OBJECTIVE:
Copy out the data word for word, starting at its first line and ending at the line that contains "grid-band — [61, 416, 838, 454]", both included.

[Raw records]

※

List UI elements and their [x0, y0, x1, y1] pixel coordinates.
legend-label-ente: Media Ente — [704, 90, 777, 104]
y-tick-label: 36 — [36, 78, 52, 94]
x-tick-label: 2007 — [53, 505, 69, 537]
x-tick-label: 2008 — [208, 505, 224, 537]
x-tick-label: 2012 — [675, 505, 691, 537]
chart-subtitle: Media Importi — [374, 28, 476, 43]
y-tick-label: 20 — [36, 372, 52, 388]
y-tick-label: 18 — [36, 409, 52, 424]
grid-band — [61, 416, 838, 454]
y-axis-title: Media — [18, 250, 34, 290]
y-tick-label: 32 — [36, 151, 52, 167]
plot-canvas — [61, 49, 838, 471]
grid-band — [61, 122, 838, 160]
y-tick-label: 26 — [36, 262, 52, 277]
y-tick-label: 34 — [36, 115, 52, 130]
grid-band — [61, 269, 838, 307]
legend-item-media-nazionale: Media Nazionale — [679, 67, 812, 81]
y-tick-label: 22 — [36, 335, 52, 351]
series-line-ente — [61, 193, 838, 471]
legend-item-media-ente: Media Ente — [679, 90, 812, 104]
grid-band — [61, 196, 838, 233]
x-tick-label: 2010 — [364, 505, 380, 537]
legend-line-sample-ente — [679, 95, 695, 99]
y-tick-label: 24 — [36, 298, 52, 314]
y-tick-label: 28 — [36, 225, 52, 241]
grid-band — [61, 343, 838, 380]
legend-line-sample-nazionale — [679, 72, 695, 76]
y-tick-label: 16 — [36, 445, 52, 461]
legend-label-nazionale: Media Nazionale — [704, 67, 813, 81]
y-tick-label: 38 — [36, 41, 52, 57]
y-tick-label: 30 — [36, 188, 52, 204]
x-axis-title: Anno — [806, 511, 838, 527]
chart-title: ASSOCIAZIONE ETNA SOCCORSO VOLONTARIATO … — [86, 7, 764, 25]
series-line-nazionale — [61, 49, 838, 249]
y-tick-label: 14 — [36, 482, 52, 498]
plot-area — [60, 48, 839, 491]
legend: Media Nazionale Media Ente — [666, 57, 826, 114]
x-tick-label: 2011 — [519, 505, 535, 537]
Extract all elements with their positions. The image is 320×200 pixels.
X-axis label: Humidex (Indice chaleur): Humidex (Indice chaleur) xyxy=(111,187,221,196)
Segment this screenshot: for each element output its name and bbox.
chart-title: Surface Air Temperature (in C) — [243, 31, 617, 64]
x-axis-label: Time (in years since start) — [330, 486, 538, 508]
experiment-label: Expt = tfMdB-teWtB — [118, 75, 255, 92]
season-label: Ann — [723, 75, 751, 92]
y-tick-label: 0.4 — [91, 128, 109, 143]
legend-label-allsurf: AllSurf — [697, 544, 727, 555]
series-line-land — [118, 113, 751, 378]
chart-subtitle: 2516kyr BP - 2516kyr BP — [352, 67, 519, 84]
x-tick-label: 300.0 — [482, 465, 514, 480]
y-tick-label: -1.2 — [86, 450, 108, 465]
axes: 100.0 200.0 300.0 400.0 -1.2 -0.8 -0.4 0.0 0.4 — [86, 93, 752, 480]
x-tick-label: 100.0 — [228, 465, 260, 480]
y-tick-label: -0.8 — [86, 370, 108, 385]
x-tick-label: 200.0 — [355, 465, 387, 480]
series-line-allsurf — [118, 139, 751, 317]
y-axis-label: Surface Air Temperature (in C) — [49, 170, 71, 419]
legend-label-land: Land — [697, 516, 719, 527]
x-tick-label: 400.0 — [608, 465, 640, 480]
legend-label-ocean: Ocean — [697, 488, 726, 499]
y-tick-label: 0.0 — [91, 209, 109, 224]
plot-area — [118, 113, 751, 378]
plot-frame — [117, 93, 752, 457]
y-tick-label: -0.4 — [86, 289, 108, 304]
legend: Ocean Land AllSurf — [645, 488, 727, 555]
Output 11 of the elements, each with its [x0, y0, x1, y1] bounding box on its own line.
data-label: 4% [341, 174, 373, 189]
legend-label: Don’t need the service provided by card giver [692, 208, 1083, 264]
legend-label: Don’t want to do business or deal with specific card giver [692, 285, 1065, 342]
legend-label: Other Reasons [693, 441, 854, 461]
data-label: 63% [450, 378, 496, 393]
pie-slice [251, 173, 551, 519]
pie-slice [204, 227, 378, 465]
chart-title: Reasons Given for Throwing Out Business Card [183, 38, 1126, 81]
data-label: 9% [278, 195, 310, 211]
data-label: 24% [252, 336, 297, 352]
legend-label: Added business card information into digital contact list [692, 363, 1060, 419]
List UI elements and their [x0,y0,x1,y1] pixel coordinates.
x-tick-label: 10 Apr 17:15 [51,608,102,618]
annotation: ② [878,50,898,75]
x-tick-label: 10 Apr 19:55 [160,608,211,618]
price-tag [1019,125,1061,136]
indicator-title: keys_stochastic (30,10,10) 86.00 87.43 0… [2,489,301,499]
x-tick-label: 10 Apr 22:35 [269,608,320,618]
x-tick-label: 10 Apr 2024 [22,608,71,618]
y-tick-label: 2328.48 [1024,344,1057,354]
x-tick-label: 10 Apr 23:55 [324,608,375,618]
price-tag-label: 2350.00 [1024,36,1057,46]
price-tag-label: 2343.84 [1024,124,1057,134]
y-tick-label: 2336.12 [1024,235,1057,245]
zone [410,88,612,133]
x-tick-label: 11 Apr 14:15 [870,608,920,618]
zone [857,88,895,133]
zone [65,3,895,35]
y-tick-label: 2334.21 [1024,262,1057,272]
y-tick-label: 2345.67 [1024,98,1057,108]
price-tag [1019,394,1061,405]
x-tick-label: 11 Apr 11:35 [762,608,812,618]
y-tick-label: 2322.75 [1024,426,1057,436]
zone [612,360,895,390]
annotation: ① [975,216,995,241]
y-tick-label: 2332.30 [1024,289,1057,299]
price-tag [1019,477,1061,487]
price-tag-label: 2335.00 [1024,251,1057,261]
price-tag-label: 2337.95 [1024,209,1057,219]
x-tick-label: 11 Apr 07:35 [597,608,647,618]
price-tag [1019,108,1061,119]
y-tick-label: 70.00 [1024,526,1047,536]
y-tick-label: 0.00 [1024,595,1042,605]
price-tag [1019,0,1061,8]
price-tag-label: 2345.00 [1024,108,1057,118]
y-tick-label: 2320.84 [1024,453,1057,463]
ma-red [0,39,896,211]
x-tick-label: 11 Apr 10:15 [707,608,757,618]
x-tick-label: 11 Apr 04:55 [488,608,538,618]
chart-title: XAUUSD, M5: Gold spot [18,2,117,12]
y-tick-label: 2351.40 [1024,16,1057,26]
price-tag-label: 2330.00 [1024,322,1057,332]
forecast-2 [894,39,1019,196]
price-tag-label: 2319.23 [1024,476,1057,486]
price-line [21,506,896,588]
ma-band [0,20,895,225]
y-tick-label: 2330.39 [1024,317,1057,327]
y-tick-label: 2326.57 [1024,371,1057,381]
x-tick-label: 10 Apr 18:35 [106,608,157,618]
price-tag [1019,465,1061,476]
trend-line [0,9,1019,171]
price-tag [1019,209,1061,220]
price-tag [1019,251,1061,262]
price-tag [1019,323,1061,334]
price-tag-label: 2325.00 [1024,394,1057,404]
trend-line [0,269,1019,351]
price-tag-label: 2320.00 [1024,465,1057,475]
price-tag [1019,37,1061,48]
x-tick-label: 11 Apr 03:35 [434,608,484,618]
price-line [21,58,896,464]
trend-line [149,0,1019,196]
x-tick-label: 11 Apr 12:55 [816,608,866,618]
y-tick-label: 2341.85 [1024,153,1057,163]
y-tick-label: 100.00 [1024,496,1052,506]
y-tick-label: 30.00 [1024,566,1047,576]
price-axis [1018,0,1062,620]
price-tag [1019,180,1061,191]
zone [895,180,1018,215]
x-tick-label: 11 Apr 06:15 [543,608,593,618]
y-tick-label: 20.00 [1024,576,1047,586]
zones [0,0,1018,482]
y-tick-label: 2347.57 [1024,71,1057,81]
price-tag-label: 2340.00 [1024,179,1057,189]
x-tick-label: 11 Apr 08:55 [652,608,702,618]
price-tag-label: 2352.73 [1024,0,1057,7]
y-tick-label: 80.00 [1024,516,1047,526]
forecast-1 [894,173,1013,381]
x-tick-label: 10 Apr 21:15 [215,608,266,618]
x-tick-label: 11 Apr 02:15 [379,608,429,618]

※

WRITTEN SOLUTION:
List UI elements and their [x0, y0, x1, y1] pixel coordinates.
legend-label-ente: Media Ente — [704, 90, 777, 104]
y-tick-label: 36 — [36, 78, 52, 94]
x-tick-label: 2007 — [53, 505, 69, 537]
x-tick-label: 2008 — [208, 505, 224, 537]
x-tick-label: 2012 — [675, 505, 691, 537]
chart-subtitle: Media Importi — [374, 28, 476, 43]
y-tick-label: 20 — [36, 372, 52, 388]
y-tick-label: 18 — [36, 409, 52, 424]
grid-band — [61, 416, 838, 454]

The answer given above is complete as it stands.